◆ PROMPT ◆
Copy the data exactly; pictures stay out of the copy.

[Extracted records]
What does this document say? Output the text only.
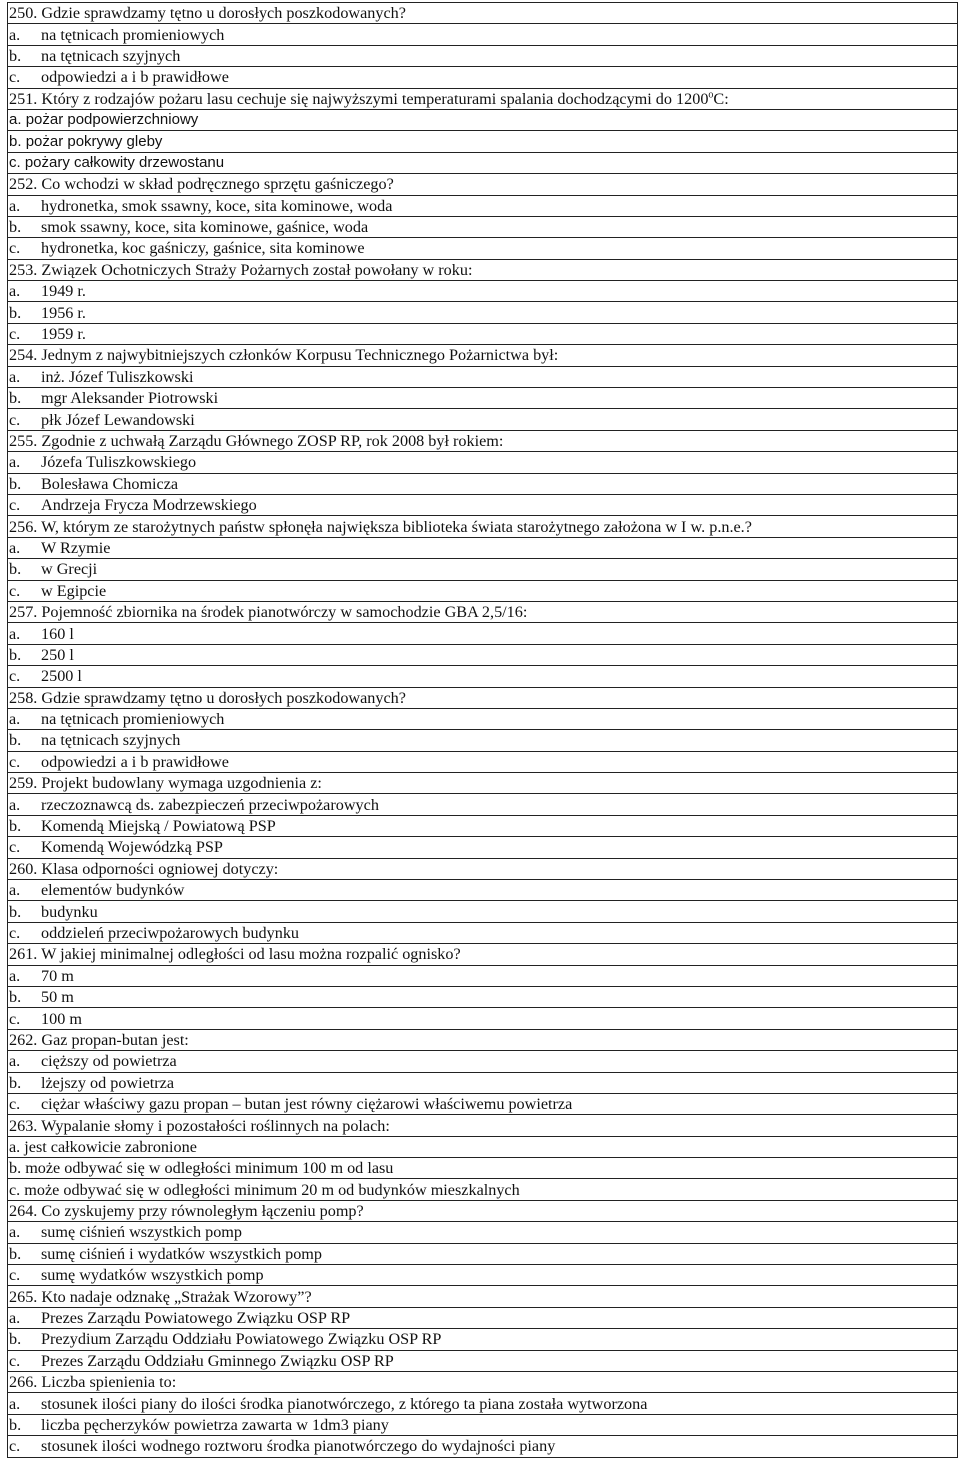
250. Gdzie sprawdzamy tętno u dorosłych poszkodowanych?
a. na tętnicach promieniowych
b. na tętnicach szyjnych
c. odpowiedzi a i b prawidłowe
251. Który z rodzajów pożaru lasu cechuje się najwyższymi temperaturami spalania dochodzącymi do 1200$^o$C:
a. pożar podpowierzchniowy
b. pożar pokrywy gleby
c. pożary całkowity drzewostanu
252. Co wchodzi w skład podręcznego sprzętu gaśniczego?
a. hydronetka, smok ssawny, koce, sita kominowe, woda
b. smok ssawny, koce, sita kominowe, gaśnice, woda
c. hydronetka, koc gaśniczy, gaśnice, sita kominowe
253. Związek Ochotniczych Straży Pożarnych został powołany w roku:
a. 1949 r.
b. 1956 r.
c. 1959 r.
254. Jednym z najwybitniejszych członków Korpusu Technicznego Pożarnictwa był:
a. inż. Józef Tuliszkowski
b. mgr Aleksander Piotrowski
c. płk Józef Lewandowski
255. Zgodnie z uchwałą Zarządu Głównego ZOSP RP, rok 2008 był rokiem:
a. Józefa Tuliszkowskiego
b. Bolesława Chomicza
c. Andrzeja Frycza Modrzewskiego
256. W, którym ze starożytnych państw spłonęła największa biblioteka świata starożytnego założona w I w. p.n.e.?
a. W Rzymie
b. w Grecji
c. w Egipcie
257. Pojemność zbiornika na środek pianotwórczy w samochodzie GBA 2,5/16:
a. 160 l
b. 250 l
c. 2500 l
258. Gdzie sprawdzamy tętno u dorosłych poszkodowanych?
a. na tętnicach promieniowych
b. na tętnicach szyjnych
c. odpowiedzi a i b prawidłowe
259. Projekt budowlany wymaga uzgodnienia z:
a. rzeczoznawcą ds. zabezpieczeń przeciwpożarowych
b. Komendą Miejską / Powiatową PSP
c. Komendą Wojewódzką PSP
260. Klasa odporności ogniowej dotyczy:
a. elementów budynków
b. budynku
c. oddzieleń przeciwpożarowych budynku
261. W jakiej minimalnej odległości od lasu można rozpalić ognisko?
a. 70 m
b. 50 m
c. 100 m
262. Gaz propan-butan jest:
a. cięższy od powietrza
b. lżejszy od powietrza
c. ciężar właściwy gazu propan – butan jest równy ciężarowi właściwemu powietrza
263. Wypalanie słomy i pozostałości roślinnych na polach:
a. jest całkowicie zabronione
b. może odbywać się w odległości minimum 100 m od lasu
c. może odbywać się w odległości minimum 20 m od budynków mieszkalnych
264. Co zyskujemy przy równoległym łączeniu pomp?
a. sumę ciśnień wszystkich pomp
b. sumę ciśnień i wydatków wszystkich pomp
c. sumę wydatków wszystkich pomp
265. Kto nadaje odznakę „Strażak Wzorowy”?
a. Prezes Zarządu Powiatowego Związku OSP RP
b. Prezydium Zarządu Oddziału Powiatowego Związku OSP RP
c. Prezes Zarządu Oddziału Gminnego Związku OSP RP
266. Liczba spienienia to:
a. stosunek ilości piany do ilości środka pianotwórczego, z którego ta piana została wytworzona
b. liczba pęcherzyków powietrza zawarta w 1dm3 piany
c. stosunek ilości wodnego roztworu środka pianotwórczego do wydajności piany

◆ OUTPUT ◆
What does this document say? Output the text only.
250. Gdzie sprawdzamy tętno u dorosłych poszkodowanych?
a. na tętnicach promieniowych
b. na tętnicach szyjnych
c. odpowiedzi a i b prawidłowe
251. Który z rodzajów pożaru lasu cechuje się najwyższymi temperaturami spalania dochodzącymi do 1200$^o$C:
a. pożar podpowierzchniowy
b. pożar pokrywy gleby
c. pożary całkowity drzewostanu
252. Co wchodzi w skład podręcznego sprzętu gaśniczego?
a. hydronetka, smok ssawny, koce, sita kominowe, woda
b. smok ssawny, koce, sita kominowe, gaśnice, woda
c. hydronetka, koc gaśniczy, gaśnice, sita kominowe
253. Związek Ochotniczych Straży Pożarnych został powołany w roku:
a. 1949 r.
b. 1956 r.
c. 1959 r.
254. Jednym z najwybitniejszych członków Korpusu Technicznego Pożarnictwa był:
a. inż. Józef Tuliszkowski
b. mgr Aleksander Piotrowski
c. płk Józef Lewandowski
255. Zgodnie z uchwałą Zarządu Głównego ZOSP RP, rok 2008 był rokiem:
a. Józefa Tuliszkowskiego
b. Bolesława Chomicza
c. Andrzeja Frycza Modrzewskiego
256. W, którym ze starożytnych państw spłonęła największa biblioteka świata starożytnego założona w I w. p.n.e.?
a. W Rzymie
b. w Grecji
c. w Egipcie
257. Pojemność zbiornika na środek pianotwórczy w samochodzie GBA 2,5/16:
a. 160 l
b. 250 l
c. 2500 l
258. Gdzie sprawdzamy tętno u dorosłych poszkodowanych?
a. na tętnicach promieniowych
b. na tętnicach szyjnych
c. odpowiedzi a i b prawidłowe
259. Projekt budowlany wymaga uzgodnienia z:
a. rzeczoznawcą ds. zabezpieczeń przeciwpożarowych
b. Komendą Miejską / Powiatową PSP
c. Komendą Wojewódzką PSP
260. Klasa odporności ogniowej dotyczy:
a. elementów budynków
b. budynku
c. oddzieleń przeciwpożarowych budynku
261. W jakiej minimalnej odległości od lasu można rozpalić ognisko?
a. 70 m
b. 50 m
c. 100 m
262. Gaz propan-butan jest:
a. cięższy od powietrza
b. lżejszy od powietrza
c. ciężar właściwy gazu propan – butan jest równy ciężarowi właściwemu powietrza
263. Wypalanie słomy i pozostałości roślinnych na polach:
a. jest całkowicie zabronione
b. może odbywać się w odległości minimum 100 m od lasu
c. może odbywać się w odległości minimum 20 m od budynków mieszkalnych
264. Co zyskujemy przy równoległym łączeniu pomp?
a. sumę ciśnień wszystkich pomp
b. sumę ciśnień i wydatków wszystkich pomp
c. sumę wydatków wszystkich pomp
265. Kto nadaje odznakę „Strażak Wzorowy”?
a. Prezes Zarządu Powiatowego Związku OSP RP
b. Prezydium Zarządu Oddziału Powiatowego Związku OSP RP
c. Prezes Zarządu Oddziału Gminnego Związku OSP RP
266. Liczba spienienia to:
a. stosunek ilości piany do ilości środka pianotwórczego, z którego ta piana została wytworzona
b. liczba pęcherzyków powietrza zawarta w 1dm3 piany
c. stosunek ilości wodnego roztworu środka pianotwórczego do wydajności piany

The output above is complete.